--- Exercise brief ---
All lines holding the string "sống" are to be shown.
|---|
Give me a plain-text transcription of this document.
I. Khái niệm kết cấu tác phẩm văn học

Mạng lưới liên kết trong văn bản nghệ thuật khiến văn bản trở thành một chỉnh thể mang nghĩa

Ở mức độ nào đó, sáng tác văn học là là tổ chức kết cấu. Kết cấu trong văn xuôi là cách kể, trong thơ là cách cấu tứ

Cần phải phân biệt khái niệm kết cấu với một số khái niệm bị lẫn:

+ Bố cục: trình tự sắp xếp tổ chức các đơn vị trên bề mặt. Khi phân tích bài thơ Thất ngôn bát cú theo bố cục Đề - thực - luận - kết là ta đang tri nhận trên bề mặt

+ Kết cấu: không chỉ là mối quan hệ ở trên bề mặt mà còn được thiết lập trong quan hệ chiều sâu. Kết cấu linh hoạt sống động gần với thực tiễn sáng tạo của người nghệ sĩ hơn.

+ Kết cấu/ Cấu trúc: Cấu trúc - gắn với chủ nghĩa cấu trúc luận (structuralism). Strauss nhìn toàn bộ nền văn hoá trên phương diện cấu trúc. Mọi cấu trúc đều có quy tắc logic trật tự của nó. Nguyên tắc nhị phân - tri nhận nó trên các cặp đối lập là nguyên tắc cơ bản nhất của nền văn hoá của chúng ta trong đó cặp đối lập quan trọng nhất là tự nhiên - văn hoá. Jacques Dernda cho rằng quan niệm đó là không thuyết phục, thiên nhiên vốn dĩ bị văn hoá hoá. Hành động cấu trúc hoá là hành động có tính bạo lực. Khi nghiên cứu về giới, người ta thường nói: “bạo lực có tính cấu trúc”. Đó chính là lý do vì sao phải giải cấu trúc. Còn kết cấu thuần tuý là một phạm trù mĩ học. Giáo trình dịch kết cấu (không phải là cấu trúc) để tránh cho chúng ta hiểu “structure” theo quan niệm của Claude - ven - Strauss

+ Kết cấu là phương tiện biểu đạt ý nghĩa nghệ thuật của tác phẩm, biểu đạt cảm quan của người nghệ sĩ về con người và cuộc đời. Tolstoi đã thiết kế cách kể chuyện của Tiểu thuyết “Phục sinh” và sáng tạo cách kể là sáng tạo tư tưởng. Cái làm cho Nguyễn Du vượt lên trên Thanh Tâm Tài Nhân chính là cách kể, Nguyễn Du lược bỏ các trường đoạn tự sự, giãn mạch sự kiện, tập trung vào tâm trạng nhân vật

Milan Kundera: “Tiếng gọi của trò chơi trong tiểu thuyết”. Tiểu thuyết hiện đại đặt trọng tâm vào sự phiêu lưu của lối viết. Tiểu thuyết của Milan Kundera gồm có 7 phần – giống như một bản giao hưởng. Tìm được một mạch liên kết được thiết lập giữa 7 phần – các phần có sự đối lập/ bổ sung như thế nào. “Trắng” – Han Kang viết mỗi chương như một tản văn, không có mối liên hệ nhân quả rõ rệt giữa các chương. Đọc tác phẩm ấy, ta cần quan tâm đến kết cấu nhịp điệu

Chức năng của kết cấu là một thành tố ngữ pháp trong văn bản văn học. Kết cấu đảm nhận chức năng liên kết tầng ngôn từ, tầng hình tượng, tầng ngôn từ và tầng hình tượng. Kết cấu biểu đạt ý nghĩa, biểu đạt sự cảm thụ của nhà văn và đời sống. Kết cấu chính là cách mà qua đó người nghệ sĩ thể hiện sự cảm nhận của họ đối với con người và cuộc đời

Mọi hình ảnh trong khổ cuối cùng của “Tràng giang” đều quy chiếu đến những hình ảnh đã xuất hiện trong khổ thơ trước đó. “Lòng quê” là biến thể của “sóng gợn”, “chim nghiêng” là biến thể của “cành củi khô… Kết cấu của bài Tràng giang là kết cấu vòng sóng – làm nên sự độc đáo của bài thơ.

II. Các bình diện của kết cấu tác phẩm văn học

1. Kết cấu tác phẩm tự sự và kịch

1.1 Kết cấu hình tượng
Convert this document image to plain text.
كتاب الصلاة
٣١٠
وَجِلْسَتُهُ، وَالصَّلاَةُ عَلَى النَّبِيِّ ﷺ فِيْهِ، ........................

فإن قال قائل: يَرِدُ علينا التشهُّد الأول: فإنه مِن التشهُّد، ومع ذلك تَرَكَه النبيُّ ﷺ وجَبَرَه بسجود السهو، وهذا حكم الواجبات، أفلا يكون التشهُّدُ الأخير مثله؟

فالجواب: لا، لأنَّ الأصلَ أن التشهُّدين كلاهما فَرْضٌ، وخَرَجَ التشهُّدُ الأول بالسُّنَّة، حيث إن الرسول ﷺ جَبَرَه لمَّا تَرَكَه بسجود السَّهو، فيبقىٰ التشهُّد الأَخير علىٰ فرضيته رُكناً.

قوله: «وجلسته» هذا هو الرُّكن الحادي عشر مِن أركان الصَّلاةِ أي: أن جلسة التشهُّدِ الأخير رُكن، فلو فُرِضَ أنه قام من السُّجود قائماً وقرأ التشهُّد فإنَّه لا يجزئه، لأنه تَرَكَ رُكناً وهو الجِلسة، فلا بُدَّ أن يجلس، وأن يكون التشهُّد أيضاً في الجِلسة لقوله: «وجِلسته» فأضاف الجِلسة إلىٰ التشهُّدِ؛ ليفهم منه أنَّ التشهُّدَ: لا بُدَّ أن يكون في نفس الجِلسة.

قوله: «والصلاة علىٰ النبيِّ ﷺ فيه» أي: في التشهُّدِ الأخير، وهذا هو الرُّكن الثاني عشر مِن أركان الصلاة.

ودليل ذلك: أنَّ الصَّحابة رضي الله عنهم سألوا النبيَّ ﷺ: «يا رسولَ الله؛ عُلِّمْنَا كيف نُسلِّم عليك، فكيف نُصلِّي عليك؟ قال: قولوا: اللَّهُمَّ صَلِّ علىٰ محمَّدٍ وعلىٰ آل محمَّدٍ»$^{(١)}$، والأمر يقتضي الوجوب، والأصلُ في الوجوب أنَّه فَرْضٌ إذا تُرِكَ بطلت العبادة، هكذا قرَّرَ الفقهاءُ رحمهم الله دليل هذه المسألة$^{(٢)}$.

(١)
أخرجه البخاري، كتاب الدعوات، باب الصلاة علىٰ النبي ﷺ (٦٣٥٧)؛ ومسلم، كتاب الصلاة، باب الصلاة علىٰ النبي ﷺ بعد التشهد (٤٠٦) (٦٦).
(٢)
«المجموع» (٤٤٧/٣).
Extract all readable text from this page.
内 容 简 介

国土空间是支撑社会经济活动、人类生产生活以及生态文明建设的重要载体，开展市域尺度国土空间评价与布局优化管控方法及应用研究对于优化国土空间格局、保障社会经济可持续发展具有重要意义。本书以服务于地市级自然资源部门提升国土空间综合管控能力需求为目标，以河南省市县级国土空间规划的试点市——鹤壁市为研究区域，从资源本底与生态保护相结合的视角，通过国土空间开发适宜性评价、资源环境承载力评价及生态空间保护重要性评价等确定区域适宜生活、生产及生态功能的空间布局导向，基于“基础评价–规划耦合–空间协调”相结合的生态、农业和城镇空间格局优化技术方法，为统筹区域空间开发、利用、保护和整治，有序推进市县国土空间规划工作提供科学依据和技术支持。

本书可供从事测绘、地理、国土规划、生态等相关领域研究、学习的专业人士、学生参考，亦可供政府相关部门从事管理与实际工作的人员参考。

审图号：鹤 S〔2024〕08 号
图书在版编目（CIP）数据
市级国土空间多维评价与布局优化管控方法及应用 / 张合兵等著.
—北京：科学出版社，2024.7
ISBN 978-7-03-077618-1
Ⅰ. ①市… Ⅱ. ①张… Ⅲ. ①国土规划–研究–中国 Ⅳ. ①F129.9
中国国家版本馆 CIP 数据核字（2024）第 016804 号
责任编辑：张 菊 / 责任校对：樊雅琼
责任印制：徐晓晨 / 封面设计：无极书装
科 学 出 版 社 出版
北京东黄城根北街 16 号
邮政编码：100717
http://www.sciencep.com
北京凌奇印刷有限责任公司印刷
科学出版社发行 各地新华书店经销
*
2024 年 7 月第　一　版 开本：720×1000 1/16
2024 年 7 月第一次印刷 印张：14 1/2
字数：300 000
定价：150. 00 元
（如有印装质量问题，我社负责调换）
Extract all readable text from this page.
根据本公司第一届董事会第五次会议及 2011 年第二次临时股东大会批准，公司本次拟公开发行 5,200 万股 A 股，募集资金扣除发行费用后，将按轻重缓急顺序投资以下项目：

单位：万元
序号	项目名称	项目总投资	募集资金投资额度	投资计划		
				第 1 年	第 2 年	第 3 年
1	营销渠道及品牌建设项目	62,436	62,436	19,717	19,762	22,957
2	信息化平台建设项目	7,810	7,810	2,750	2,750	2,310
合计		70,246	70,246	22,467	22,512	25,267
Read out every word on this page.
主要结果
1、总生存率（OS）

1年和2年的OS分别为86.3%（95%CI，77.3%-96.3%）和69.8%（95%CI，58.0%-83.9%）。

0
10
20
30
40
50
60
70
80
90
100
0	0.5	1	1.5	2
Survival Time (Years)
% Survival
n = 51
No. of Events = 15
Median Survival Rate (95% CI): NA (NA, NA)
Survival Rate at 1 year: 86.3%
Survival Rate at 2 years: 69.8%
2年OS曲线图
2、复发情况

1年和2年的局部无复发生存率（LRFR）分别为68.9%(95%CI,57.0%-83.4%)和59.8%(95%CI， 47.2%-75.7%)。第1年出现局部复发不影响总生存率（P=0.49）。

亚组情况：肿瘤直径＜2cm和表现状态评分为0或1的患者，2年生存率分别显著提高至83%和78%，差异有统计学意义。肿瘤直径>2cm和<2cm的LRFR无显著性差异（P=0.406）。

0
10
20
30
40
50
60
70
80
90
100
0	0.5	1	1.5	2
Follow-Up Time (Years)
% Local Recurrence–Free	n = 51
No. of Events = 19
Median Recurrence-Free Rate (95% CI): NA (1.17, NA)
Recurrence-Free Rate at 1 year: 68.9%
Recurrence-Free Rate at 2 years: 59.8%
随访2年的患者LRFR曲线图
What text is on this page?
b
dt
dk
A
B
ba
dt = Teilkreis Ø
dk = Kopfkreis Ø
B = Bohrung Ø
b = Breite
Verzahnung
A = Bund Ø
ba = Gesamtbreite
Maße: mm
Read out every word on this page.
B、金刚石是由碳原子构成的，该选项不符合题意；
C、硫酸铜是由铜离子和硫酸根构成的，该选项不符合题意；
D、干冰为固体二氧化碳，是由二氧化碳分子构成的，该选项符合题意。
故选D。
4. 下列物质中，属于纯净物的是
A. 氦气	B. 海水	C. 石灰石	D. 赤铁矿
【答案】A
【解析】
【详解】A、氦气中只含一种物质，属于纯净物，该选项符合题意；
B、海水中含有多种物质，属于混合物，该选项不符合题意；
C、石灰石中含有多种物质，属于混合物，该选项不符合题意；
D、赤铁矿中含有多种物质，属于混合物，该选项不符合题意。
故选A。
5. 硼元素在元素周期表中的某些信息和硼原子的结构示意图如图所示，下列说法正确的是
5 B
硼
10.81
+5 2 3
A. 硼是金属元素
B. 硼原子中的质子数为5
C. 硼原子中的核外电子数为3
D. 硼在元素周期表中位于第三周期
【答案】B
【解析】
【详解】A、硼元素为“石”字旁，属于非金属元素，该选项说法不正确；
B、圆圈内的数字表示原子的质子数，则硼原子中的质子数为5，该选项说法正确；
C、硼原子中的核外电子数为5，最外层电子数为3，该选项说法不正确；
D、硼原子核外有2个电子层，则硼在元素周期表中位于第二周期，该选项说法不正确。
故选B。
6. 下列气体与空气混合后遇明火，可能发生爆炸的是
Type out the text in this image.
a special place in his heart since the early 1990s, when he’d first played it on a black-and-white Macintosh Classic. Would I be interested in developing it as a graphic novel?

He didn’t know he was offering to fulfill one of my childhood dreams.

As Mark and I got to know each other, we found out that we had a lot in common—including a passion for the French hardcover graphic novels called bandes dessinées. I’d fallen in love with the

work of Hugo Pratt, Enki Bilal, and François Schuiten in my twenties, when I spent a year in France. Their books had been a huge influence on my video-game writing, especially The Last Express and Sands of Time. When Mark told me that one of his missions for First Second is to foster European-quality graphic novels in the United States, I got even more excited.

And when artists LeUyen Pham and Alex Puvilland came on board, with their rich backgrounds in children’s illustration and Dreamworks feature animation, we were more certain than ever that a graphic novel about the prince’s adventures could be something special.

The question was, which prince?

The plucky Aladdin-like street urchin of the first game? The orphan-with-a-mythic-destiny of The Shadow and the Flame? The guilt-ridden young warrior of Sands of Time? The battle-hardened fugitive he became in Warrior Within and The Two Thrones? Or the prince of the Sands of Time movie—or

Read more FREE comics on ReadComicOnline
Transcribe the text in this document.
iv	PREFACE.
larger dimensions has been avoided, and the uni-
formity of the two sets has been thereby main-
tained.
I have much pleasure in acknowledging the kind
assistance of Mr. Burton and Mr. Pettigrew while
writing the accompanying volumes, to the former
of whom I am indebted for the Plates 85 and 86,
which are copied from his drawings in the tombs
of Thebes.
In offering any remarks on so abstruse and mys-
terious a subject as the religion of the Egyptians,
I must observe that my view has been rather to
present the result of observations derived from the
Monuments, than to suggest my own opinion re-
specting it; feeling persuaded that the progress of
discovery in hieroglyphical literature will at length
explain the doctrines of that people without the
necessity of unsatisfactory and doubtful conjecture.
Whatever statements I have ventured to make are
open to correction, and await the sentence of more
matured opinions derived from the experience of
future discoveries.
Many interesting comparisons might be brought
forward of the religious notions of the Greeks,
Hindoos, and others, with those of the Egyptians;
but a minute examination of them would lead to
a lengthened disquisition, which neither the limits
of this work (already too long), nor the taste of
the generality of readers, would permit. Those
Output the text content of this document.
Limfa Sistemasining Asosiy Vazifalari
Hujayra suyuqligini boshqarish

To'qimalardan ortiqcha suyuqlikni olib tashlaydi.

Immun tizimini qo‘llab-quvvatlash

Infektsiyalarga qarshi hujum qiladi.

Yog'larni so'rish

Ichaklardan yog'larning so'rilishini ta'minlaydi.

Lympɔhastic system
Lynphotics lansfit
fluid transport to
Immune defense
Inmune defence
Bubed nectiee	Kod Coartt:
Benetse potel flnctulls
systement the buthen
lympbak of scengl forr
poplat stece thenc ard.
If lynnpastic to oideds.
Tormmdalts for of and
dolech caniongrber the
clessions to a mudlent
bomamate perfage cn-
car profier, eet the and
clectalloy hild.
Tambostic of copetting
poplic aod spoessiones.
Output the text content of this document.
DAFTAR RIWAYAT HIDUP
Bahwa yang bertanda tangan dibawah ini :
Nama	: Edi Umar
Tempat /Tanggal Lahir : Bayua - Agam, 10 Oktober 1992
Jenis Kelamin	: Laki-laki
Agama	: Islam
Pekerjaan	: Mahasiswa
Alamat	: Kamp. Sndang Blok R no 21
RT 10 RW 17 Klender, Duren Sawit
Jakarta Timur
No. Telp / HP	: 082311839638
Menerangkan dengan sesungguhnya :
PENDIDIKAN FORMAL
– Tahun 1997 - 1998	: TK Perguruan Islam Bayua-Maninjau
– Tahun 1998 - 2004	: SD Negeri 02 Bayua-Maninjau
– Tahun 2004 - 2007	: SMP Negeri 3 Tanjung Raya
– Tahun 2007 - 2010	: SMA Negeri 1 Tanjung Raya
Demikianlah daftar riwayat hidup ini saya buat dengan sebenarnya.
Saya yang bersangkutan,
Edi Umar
|---|
--- Solution for this task ---
+ Kết cấu: không chỉ là mối quan hệ ở trên bề mặt mà còn được thiết lập trong quan hệ chiều sâu. Kết cấu linh hoạt sống động gần với thực tiễn sáng tạo của người nghệ sĩ hơn.
Chức năng của kết cấu là một thành tố ngữ pháp trong văn bản văn học. Kết cấu đảm nhận chức năng liên kết tầng ngôn từ, tầng hình tượng, tầng ngôn từ và tầng hình tượng. Kết cấu biểu đạt ý nghĩa, biểu đạt sự cảm thụ của nhà văn và đời sống. Kết cấu chính là cách mà qua đó người nghệ sĩ thể hiện sự cảm nhận của họ đối với con người và cuộc đời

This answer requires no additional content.